**GOAL OF THE EXERCISE**
Answer these from the thread below about Hilbert curve traversal of a 3D array:
1. What value does the geometry array hold for a cell that is part of the computational domain?
2. How many neighboring nodes does the adjacency list track for each element?
3. Which library does the reply suggest for both the stream compaction and the key-value sort?

**DOCUMENT EXCERPT**

--

I have a 3d array containing the non-cubic bounding box of a sparse geometry.
The array geometry[x][y][z] contains the value 0 if (x,y,z) is part of the computational domain and otherwise 1.
In an attempt to reorder computations I would like to traverse this space using a Hilbert Curve.
The context is optimizing global memory access in a memory-bound GPU program.
How can I implement this?
Update: I just want to traverse the non-empty cells, as I will only store those (in an array) together with an adjacency list which keeps track of an element's 19 neighboring nodes.
The computation is simply copying between two arrays:
dst[i] = src[adjacency_map[i]]
This is the propagation phase of a sparse Lattice Boltzmann method, where the physical interpretation is streaming 'fluid particles' from a neighboring site.
The more sequential the values in adjacency_map are; the more coalesced memory accesses we hopefully get.
OpenCL kernel:
__kernel void propagation(__global double *dst, __global double *source,
__global const int *adjacency_map, const uint max_size)
{
size_t l = get_global_id(0);
if( l > max_size )
return;
dst[l] = src[adjacency_map[l]];
}
A Hilbert curve would be a tall order. It seems difficult to find a formulation that would allow random access to the indices of the points on the curve.
A Morton ordering, however, would be reasonable, and has some of the same nice properties as it is also a space-filling curve. There is also a random access procedure for finding the Morton number of an N-dimensional point.
What you might consider is a two step process:
Apply a step of stream compaction to your data to select the volume elements that you wish to process
Sort this compacted data, using their Morton indices as the sorting key.
You could use thrust for both the stream compaction and the key-value sort.
This should produce a list of volume elements in a ordering which promotes contiguity. That said, the overhead of reorganizing the data may dominate the cost of the original irregular access pattern.

--

**DATA TO EXAMINE**
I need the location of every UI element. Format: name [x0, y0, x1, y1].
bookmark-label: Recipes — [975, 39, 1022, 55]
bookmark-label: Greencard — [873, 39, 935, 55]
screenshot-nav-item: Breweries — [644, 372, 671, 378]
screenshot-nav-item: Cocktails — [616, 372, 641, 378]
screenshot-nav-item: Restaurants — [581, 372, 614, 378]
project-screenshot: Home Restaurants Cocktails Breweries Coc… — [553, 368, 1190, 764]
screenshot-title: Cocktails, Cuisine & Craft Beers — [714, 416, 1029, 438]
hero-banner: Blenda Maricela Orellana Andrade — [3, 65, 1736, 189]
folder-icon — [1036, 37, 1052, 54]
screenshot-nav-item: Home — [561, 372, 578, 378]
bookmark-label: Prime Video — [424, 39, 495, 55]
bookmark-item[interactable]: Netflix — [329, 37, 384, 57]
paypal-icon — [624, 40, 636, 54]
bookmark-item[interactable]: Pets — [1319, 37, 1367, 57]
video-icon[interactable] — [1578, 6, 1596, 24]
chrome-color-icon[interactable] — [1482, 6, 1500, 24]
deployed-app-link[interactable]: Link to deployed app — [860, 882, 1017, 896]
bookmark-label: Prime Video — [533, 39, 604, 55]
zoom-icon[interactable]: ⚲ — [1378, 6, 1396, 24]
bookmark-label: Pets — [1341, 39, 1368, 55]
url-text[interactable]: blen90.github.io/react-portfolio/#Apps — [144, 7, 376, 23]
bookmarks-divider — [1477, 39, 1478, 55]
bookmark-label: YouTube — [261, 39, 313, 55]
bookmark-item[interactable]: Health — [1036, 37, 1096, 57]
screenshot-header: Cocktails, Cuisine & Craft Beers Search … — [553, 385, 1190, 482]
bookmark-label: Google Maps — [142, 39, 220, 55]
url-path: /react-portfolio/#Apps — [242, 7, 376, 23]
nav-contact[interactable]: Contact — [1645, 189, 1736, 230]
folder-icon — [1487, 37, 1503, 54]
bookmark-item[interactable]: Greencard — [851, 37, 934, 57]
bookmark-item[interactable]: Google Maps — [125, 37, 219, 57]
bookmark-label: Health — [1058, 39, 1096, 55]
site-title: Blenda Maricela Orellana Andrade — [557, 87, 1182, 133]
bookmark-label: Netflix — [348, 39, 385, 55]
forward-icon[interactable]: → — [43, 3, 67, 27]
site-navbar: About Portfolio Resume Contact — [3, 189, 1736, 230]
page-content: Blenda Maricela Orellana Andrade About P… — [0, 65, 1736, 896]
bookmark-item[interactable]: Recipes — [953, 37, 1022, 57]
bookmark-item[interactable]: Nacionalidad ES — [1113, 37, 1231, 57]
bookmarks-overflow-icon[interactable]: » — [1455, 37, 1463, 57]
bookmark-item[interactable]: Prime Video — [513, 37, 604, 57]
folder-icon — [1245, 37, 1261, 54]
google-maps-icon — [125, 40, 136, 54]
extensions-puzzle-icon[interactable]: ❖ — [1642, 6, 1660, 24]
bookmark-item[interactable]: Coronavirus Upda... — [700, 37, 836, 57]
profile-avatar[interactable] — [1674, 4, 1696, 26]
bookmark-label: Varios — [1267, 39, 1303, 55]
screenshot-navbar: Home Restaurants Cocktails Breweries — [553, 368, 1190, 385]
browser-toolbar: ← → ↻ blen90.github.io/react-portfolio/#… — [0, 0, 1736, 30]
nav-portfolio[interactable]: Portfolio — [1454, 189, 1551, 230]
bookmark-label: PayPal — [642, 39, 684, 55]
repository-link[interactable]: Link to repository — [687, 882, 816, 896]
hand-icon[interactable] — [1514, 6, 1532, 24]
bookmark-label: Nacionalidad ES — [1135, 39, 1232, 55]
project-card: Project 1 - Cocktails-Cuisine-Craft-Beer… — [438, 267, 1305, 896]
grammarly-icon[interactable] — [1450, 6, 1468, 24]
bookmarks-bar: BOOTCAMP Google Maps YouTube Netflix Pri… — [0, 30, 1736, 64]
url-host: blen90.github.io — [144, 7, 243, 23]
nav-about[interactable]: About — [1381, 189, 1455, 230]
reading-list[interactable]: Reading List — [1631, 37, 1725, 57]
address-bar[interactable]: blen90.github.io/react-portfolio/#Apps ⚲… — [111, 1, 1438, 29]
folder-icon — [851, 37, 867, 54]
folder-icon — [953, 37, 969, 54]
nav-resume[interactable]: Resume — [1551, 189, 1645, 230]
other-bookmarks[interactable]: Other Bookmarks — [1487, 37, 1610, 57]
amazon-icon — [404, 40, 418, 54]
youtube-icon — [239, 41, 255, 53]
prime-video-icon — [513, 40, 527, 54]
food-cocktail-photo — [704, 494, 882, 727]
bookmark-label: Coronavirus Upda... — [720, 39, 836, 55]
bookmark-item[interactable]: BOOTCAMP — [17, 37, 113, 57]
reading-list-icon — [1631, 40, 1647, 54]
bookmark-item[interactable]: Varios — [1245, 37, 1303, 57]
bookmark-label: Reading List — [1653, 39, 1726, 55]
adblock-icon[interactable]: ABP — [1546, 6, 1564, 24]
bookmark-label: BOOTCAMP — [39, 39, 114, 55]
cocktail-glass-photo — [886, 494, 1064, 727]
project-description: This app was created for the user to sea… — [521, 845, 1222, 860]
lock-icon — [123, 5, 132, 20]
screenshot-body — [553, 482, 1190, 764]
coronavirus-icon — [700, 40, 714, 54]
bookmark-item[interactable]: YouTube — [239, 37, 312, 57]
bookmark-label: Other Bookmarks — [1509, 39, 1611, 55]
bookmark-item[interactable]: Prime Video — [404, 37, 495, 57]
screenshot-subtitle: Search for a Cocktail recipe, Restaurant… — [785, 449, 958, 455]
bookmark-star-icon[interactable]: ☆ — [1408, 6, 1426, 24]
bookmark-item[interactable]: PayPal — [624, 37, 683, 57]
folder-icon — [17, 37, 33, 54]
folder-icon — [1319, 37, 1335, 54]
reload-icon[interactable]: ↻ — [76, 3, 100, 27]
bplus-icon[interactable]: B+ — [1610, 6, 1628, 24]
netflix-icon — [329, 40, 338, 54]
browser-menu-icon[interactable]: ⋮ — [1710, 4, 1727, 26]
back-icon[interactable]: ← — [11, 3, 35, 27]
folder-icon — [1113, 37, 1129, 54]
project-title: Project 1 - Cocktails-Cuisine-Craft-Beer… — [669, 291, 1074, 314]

--

**ANSWER SECTION**
1. 0
2. 19
3. thrust